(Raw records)
━━━━━━━━

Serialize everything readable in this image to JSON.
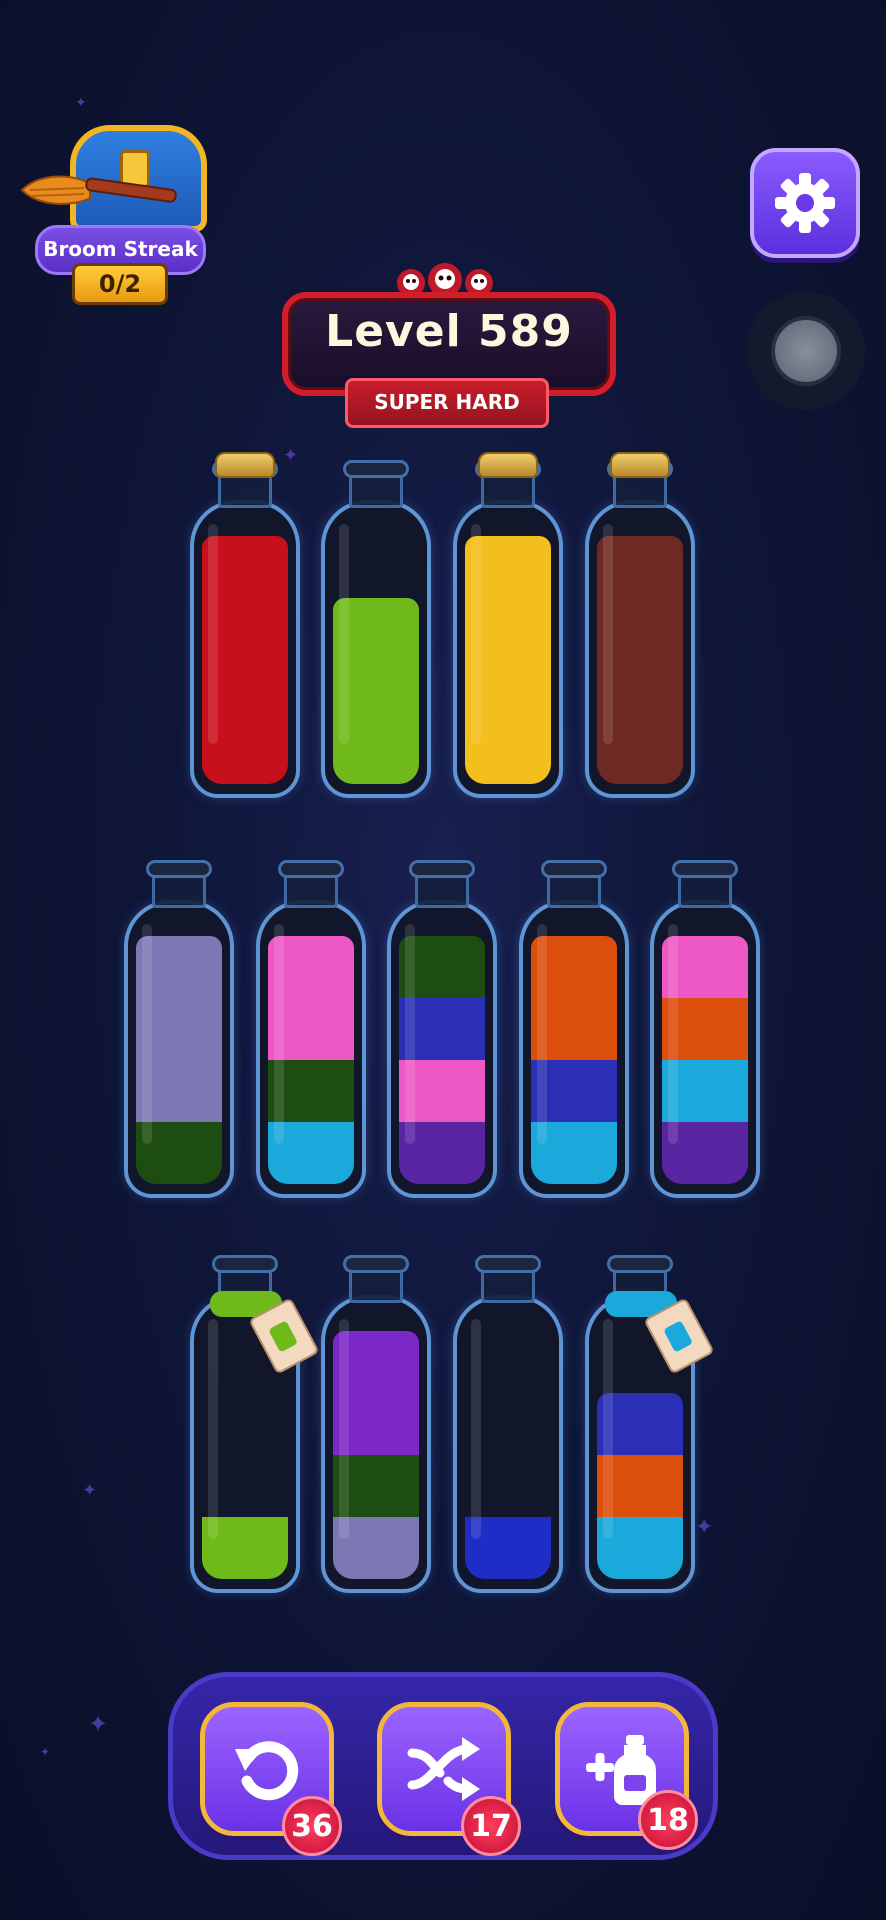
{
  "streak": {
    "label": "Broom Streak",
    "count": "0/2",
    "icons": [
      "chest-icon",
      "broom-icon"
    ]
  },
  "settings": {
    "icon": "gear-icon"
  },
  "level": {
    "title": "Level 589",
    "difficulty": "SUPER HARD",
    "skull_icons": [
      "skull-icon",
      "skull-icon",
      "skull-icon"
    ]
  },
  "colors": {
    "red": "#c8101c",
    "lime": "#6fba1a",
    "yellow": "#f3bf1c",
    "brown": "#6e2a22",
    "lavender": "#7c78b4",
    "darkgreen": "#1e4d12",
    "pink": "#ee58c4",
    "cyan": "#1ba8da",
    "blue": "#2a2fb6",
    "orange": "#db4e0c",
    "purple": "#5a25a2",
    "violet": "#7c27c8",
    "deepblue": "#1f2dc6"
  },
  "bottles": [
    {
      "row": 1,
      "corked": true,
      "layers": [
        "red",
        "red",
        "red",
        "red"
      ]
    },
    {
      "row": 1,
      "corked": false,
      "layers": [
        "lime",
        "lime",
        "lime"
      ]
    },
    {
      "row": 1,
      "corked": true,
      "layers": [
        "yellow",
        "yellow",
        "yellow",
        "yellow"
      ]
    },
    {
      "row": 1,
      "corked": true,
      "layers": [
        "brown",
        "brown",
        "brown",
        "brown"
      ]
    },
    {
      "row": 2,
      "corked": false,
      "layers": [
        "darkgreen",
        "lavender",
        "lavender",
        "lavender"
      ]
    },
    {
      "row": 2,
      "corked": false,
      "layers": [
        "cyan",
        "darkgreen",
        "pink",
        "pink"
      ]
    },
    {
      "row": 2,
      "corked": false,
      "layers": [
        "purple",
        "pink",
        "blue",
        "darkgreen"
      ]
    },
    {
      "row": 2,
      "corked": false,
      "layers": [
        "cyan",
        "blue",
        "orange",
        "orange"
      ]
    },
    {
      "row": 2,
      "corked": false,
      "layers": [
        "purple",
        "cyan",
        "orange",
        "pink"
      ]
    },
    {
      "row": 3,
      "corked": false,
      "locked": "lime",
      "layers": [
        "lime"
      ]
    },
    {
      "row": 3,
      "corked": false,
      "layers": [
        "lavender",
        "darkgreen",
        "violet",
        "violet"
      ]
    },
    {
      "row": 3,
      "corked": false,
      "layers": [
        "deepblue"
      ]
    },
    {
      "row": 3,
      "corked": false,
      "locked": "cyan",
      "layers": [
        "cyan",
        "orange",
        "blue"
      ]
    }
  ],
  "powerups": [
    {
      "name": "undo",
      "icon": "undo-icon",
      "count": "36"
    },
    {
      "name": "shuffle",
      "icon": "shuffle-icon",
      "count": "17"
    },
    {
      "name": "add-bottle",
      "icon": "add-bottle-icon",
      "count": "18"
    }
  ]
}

━━━━━━━━

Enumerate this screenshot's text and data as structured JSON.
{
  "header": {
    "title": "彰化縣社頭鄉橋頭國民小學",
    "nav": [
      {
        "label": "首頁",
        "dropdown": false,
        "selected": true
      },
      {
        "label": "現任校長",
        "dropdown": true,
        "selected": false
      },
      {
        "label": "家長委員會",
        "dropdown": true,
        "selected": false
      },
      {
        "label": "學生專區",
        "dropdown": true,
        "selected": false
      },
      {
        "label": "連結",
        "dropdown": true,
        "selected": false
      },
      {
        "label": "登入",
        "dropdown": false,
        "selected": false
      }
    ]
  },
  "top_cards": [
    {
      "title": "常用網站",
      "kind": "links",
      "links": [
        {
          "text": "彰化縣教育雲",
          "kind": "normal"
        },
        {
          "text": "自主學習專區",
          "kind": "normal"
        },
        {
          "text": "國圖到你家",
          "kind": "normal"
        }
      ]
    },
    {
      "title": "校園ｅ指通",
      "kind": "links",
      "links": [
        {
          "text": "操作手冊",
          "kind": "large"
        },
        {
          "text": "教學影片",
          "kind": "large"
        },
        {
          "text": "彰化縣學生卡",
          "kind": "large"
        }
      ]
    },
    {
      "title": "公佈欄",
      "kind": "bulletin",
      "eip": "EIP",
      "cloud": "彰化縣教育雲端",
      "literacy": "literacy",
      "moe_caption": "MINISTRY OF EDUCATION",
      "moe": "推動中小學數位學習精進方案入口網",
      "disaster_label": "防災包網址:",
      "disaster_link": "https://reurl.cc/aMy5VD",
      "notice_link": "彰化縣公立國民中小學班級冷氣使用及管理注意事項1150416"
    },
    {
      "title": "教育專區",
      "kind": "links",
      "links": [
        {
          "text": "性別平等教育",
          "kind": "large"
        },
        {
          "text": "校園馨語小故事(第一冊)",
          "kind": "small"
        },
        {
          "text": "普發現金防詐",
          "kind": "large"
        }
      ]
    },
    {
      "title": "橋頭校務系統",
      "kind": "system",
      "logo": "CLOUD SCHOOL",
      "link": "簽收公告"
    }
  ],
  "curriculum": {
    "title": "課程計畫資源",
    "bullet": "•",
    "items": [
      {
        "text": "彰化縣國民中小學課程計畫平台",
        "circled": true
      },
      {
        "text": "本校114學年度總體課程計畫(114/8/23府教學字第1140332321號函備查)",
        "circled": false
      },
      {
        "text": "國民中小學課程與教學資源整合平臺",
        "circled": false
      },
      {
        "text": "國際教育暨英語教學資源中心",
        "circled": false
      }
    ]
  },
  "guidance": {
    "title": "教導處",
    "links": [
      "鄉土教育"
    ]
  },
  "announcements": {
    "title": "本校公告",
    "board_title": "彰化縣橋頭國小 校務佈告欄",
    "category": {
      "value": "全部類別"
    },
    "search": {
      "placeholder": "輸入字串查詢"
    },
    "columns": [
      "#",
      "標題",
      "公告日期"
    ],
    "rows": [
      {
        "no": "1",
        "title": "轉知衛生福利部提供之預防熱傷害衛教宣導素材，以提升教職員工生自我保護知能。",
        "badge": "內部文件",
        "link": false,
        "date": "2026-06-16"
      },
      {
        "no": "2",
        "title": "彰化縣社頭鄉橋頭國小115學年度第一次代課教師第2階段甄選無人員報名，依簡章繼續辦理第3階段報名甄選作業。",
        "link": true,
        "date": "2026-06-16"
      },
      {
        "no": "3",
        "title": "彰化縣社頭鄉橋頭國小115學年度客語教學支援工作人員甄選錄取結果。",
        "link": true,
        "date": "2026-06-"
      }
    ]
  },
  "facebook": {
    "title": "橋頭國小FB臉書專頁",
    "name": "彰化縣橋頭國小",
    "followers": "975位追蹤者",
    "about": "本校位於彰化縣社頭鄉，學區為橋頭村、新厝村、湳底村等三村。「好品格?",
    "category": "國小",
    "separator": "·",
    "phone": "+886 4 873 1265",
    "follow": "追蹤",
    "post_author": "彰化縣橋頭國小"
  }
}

━━━━━━━━

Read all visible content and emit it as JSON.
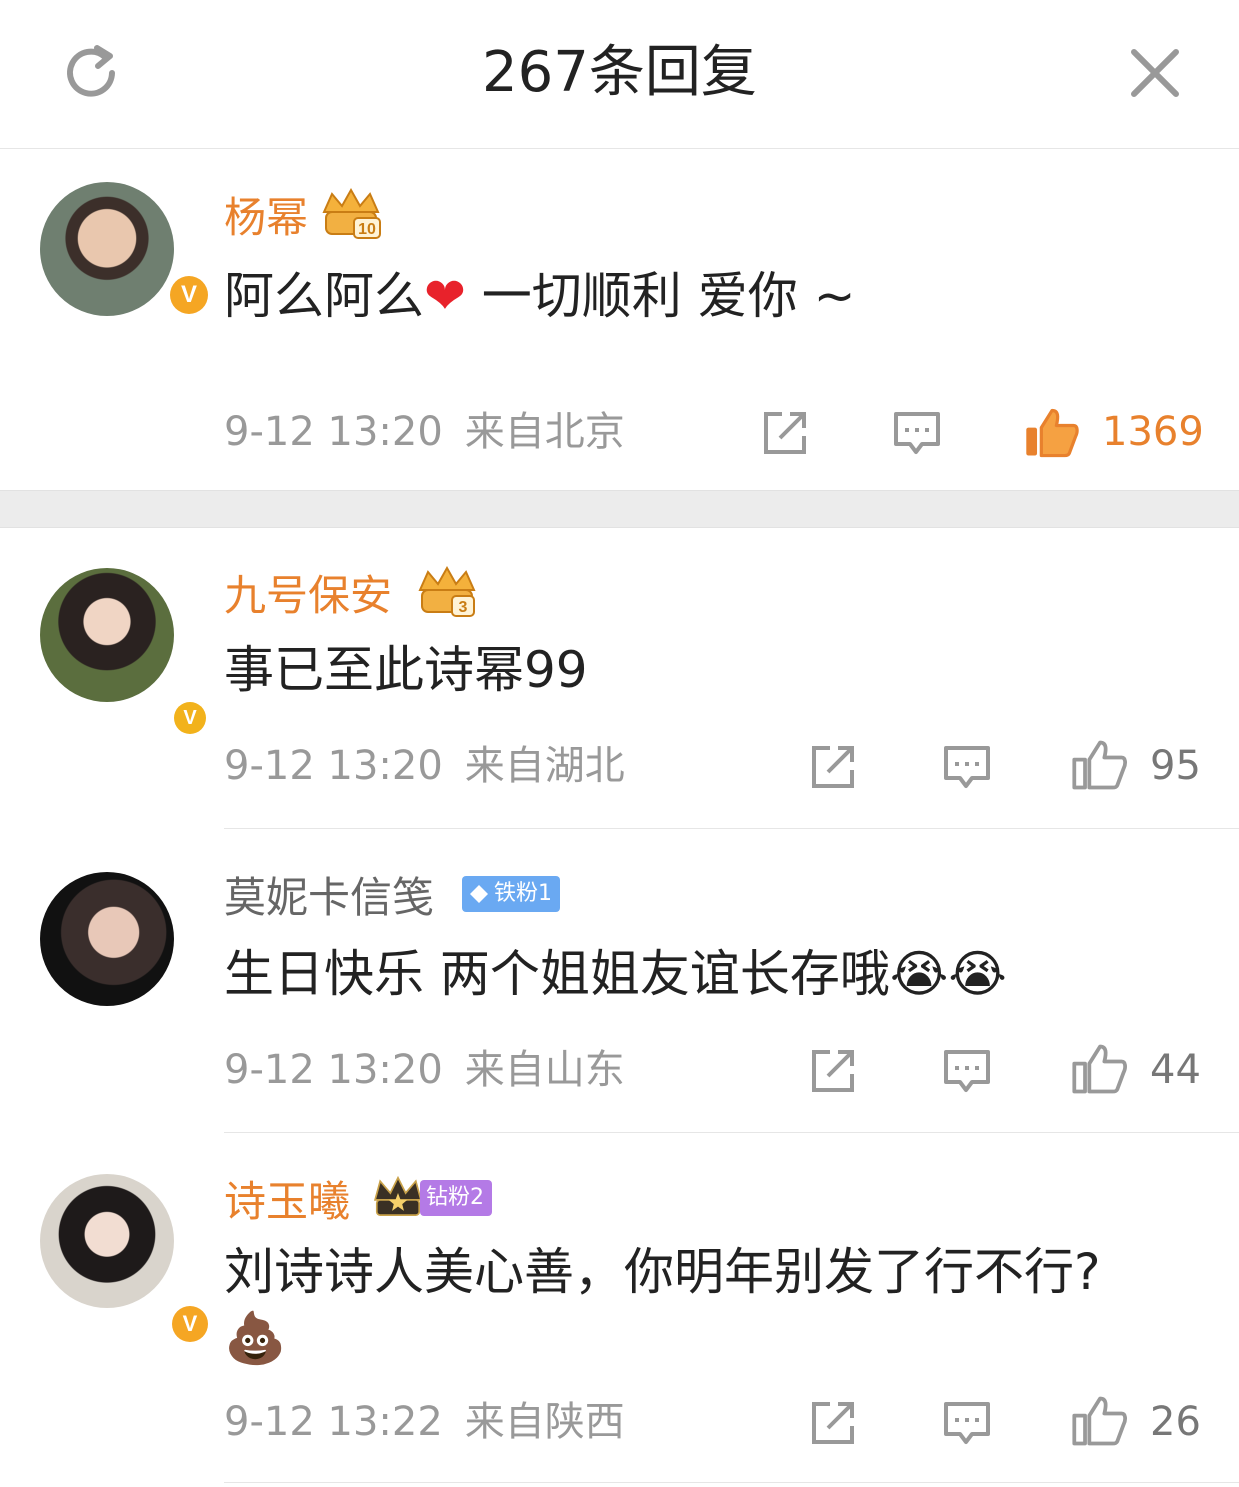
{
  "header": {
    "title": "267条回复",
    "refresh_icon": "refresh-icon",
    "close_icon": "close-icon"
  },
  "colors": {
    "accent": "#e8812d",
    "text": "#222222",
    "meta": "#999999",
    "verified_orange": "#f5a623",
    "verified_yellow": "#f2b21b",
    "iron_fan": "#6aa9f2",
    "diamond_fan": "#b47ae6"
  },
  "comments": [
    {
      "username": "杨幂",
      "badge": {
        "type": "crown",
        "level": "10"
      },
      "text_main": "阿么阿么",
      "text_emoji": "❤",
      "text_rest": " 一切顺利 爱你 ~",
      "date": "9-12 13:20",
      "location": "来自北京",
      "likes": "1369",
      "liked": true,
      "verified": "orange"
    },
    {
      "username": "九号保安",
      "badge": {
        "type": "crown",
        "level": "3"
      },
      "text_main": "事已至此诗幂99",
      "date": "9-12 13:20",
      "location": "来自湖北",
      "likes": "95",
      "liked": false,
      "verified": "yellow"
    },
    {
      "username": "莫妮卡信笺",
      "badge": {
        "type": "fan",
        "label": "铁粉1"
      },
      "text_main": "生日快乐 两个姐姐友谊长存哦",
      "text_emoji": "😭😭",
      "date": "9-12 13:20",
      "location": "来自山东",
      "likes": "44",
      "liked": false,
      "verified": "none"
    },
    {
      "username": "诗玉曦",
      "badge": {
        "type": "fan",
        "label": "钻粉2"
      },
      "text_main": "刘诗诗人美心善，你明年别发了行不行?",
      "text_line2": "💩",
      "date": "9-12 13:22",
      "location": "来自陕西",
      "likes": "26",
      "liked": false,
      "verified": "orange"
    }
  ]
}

━━━━━━━━

__EXERCISE__
Select, from the listing, all lines that include the word "JSON".

__COMPLETE OUTPUT__
Serialize everything readable in this image to JSON.
Enumerate this screenshot's text and data as structured JSON.
Read all visible content and emit it as JSON.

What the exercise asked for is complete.